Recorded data

········

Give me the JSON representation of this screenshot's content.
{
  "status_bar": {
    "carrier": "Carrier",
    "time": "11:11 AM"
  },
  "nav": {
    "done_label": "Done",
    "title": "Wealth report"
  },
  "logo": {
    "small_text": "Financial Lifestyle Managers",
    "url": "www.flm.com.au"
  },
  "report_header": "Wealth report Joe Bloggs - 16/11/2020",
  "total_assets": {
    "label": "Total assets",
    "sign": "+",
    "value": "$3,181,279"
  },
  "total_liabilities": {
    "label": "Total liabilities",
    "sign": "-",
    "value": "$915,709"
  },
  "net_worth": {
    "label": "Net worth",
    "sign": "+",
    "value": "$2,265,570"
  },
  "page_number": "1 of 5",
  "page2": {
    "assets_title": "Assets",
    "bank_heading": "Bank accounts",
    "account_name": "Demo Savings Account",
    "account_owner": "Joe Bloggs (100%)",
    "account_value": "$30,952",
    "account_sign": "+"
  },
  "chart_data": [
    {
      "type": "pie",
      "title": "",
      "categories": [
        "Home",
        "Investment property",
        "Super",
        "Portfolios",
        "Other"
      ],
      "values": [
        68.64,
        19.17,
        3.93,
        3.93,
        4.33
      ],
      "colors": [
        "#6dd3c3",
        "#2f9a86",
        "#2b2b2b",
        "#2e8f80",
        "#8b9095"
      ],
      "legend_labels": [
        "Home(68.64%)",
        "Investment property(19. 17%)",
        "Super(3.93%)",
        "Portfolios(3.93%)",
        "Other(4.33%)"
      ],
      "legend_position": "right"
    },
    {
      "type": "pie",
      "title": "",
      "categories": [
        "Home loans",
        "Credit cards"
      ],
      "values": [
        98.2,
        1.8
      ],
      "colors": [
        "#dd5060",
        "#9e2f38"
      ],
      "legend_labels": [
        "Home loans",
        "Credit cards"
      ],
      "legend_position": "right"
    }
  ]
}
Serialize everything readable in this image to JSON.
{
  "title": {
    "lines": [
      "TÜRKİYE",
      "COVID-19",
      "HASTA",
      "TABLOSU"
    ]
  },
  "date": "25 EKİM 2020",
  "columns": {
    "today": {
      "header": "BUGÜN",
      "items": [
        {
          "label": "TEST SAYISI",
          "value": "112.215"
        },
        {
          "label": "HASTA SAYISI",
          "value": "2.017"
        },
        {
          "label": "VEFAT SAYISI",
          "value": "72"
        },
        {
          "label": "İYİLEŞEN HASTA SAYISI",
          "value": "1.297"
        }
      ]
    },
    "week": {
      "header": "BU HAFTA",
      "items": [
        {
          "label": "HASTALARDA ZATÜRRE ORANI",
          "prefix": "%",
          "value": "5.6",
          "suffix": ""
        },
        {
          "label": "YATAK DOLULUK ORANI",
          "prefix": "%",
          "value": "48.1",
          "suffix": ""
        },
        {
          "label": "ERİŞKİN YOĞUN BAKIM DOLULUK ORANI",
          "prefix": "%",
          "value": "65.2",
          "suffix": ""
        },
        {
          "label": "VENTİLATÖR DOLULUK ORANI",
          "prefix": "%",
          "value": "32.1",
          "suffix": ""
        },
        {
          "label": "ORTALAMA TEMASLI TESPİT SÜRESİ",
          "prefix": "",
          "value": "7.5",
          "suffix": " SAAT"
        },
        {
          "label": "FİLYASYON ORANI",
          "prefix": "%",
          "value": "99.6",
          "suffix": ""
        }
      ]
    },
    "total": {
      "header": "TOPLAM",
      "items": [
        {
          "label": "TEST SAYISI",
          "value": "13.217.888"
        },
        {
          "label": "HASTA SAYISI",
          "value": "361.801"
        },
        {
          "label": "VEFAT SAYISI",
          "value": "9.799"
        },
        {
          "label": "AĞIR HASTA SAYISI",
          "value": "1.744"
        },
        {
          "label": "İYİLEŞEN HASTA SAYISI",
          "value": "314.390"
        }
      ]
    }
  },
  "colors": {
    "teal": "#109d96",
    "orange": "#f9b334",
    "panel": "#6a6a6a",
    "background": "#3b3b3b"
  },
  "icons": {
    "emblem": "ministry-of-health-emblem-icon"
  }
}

········

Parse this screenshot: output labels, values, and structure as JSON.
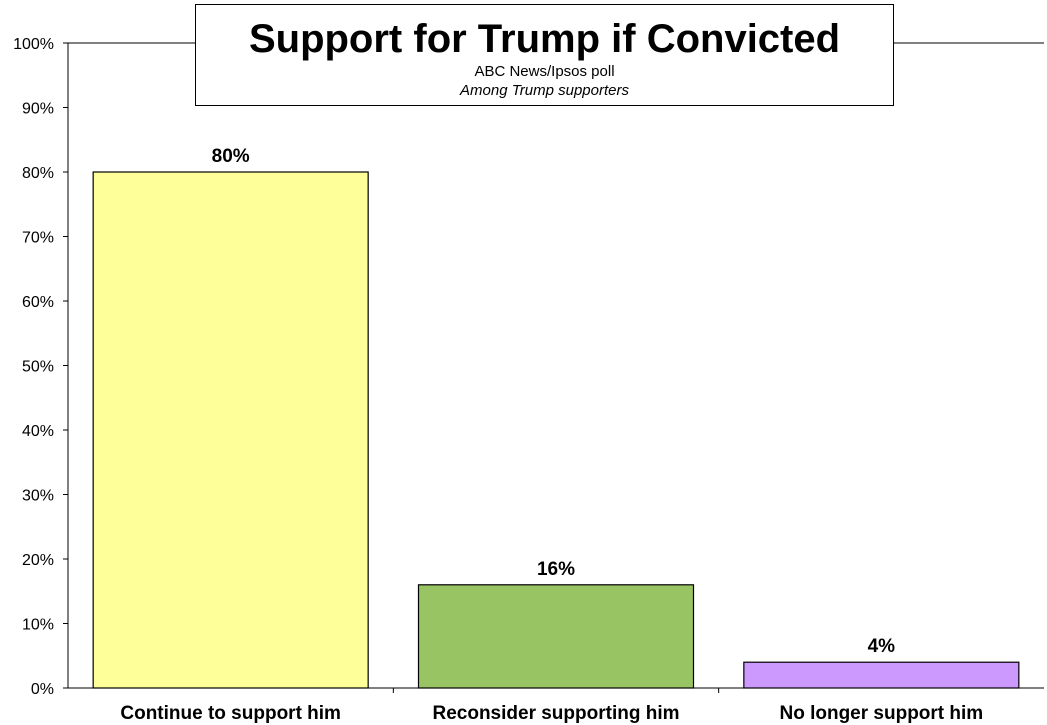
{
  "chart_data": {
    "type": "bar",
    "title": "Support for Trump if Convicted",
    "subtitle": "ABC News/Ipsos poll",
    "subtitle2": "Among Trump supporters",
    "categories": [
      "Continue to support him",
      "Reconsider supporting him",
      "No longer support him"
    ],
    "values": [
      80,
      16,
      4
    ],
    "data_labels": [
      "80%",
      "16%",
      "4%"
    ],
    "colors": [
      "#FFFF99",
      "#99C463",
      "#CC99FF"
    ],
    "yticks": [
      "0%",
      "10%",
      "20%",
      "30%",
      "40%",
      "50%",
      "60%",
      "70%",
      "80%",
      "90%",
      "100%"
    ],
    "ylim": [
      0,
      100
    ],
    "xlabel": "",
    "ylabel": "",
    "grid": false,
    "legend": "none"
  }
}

········

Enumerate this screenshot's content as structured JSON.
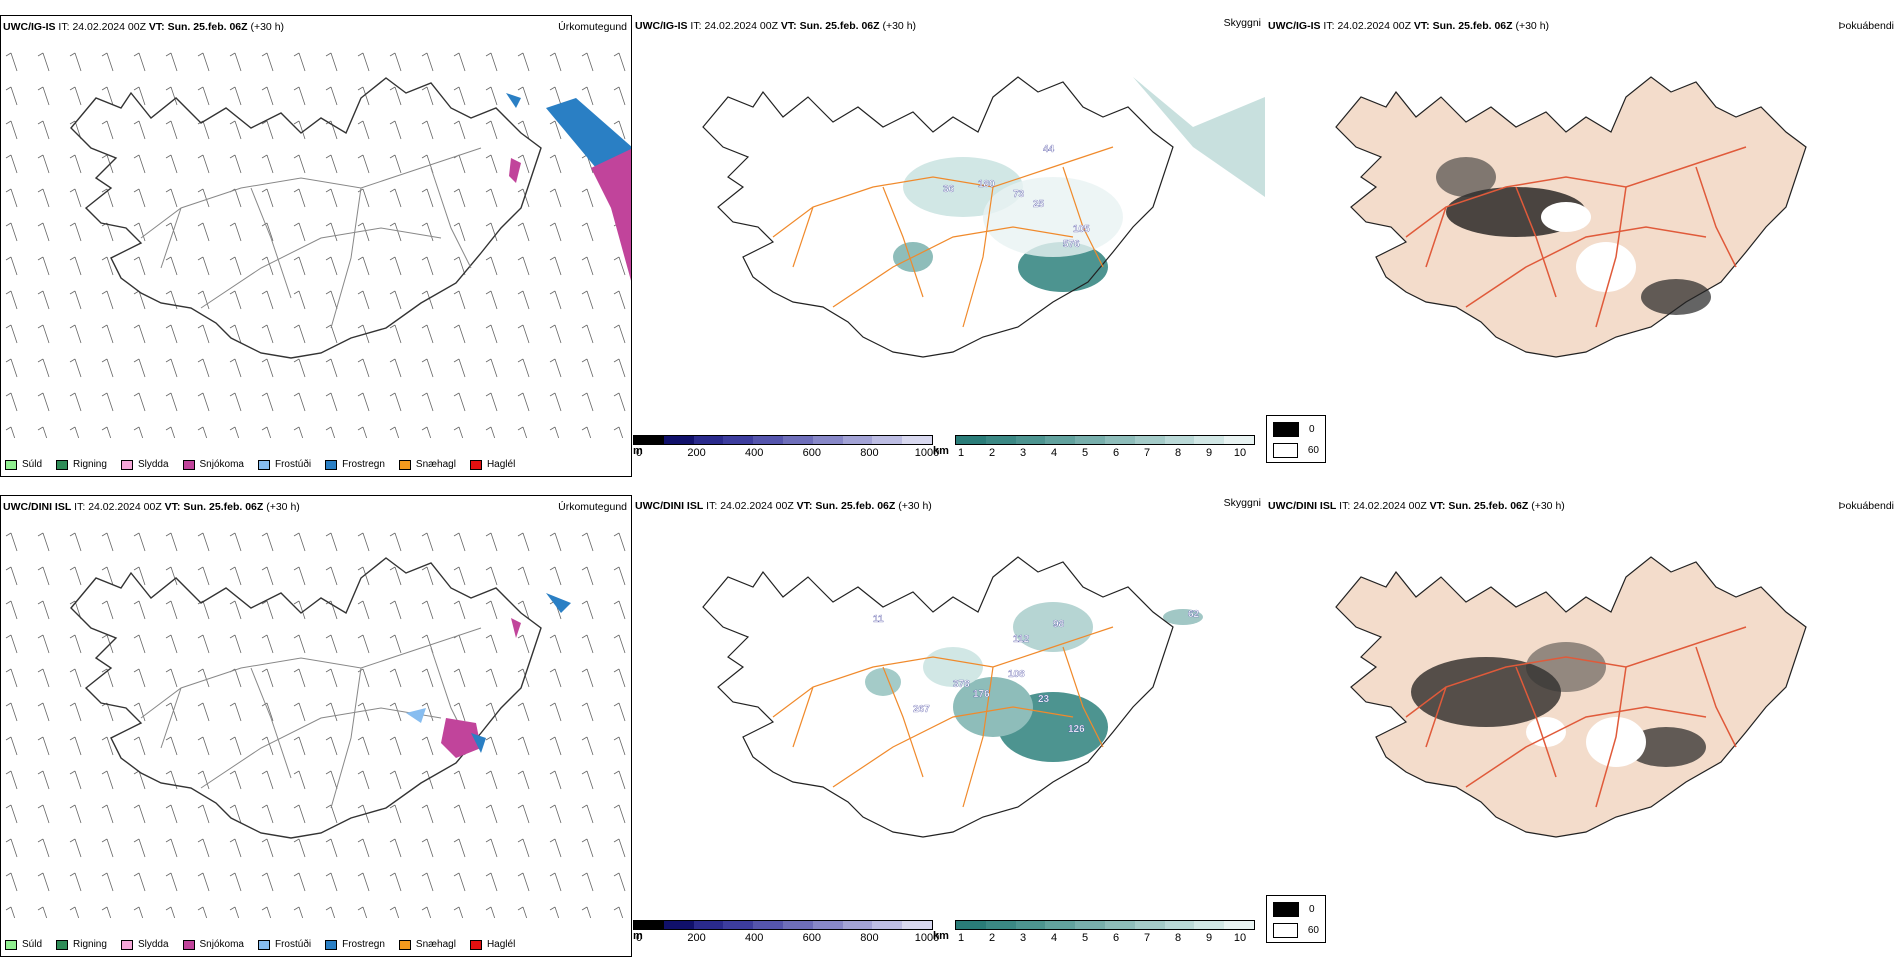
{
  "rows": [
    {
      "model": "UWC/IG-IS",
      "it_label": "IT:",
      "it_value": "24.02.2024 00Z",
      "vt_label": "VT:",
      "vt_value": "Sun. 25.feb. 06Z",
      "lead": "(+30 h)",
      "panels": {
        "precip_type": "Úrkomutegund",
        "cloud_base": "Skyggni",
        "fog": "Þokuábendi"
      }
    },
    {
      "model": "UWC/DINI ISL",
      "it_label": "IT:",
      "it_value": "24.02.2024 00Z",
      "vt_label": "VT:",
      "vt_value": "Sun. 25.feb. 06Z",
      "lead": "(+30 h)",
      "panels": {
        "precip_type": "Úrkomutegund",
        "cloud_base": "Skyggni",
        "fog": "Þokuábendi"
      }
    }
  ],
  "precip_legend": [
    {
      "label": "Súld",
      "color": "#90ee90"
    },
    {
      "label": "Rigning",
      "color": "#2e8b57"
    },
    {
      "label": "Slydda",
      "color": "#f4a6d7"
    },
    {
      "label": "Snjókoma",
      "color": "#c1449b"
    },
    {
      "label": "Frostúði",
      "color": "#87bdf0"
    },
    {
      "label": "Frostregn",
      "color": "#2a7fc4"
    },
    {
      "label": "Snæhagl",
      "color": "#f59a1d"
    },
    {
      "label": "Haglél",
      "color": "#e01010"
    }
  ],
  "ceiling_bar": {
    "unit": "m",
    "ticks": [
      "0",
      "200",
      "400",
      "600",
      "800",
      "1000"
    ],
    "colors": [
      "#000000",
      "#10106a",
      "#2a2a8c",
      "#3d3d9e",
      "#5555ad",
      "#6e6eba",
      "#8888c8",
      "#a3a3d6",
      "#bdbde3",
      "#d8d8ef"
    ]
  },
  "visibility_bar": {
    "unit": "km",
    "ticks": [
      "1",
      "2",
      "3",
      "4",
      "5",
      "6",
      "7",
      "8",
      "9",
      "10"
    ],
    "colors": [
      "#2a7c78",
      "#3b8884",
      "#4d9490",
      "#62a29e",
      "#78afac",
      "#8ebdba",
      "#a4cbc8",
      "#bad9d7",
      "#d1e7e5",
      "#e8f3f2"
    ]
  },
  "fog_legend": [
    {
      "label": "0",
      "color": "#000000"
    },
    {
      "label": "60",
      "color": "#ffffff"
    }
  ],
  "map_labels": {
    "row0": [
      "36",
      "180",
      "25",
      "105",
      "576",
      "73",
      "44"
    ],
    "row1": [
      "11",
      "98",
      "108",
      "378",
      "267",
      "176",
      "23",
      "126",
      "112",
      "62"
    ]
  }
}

········

_Exercise directions_.
Copy all lines in the listing above where the string "JSON" appears.

_Output for this exercise_.
Give me the JSON representation of this screenshot's content.
Serialize everything readable in this image to JSON.
Parse this screenshot: output labels, values, and structure as JSON.
Enumerate this screenshot's content as structured JSON.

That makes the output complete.